_Your objective:_ Please transcribe the data that follows without the pictures, keeping every word the same.

[start Source material]

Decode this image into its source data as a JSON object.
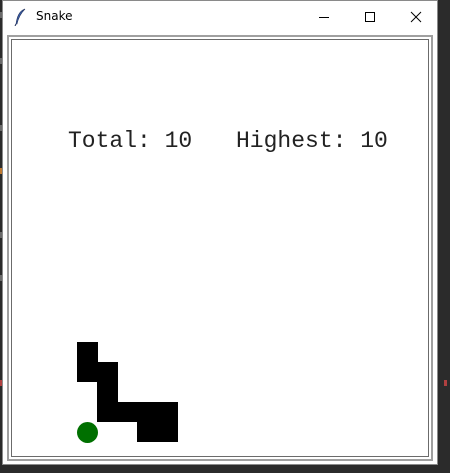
{
  "window": {
    "title": "Snake",
    "icon": "feather-icon"
  },
  "controls": {
    "minimize_icon": "minimize-icon",
    "maximize_icon": "maximize-icon",
    "close_icon": "close-icon"
  },
  "scoreboard": {
    "total_text": "Total: 10",
    "highest_text": "Highest: 10",
    "total": 10,
    "highest": 10
  },
  "colors": {
    "snake": "#000000",
    "food": "#007000",
    "background": "#ffffff"
  }
}
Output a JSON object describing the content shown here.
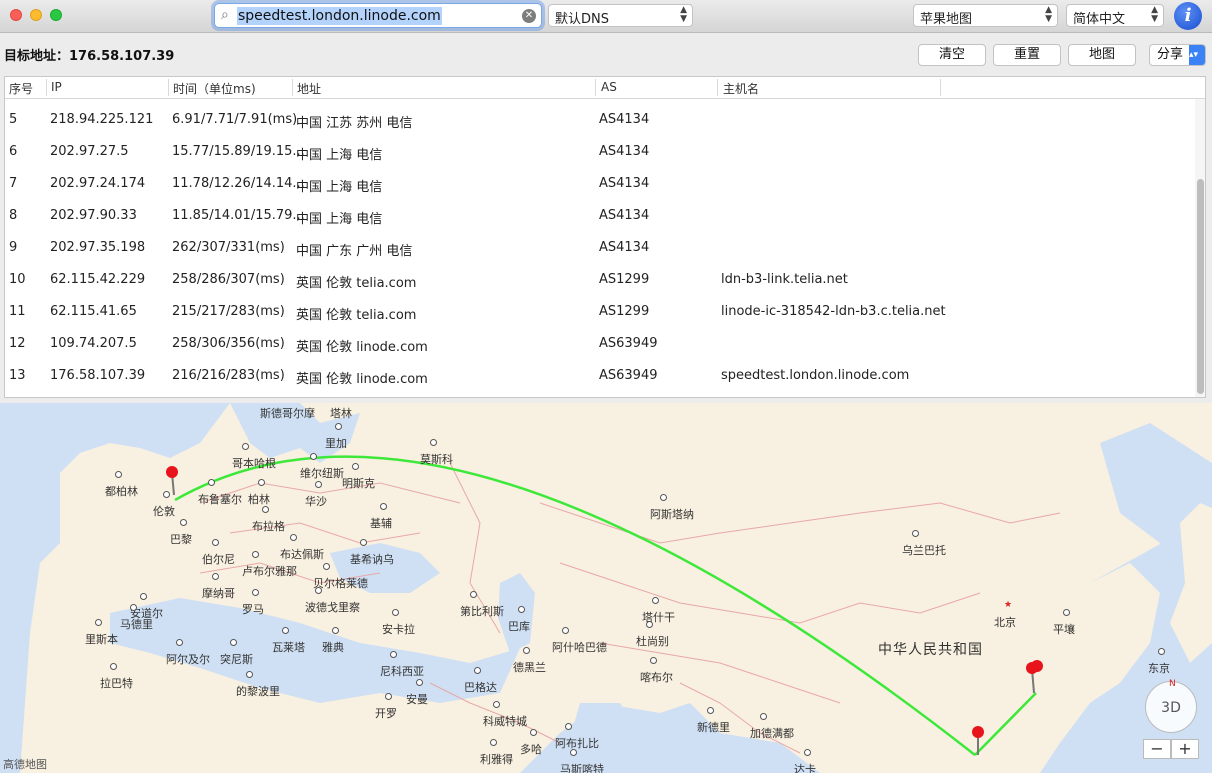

[end Source material]

_Complete output:_
Decode this image into its source data as a JSON object.
{
  "window": {
    "title": "Snake",
    "icon": "feather-icon"
  },
  "controls": {
    "minimize_icon": "minimize-icon",
    "maximize_icon": "maximize-icon",
    "close_icon": "close-icon"
  },
  "scoreboard": {
    "total_text": "Total: 10",
    "highest_text": "Highest: 10",
    "total": 10,
    "highest": 10
  },
  "colors": {
    "snake": "#000000",
    "food": "#007000",
    "background": "#ffffff"
  }
}
Output a JSON object describing the content shown here.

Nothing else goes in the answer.